Count the lines that include the string "duckdns", and give only that number.
◇ ◇ ◇ ◇ ◇ ◇ ◇
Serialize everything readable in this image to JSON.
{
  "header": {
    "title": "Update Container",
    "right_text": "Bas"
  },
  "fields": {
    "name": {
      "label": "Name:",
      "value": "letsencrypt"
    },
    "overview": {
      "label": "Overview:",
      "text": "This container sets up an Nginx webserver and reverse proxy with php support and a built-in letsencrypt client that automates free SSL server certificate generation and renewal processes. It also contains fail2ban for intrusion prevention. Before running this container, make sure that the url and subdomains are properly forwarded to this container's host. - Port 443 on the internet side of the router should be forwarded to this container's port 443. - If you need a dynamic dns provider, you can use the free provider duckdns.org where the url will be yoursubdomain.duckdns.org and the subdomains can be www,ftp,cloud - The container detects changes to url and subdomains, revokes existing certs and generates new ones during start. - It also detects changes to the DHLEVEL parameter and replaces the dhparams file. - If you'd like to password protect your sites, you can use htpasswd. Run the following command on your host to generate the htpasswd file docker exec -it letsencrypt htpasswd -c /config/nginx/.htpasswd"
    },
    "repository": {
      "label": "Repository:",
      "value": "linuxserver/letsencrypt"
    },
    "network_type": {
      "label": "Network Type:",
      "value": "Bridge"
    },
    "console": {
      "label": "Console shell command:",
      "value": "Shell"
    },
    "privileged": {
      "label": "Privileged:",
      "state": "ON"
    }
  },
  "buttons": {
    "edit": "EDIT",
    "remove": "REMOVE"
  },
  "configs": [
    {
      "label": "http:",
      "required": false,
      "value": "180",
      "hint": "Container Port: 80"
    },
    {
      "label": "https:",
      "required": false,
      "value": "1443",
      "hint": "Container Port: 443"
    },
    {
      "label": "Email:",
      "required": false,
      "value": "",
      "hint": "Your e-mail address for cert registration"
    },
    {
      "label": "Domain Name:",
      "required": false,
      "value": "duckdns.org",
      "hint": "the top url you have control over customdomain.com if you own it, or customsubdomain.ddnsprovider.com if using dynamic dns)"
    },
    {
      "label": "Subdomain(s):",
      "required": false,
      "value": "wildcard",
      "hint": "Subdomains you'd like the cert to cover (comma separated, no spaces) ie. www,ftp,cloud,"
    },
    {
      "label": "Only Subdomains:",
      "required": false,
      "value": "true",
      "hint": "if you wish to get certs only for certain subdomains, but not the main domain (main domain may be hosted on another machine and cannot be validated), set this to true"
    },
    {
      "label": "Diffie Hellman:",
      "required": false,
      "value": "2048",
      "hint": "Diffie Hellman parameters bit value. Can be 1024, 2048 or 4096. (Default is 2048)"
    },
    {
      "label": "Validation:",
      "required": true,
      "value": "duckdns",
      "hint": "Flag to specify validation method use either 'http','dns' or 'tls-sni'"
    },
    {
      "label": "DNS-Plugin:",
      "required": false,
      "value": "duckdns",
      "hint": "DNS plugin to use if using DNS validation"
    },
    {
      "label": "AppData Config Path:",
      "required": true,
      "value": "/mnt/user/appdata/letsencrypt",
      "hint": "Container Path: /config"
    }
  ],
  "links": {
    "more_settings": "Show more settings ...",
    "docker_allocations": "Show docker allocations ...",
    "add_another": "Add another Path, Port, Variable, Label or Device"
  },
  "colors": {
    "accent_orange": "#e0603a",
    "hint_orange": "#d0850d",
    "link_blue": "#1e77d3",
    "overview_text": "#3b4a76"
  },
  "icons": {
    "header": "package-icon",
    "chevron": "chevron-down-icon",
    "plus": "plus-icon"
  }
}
◇ ◇ ◇ ◇ ◇ ◇ ◇
The response →
4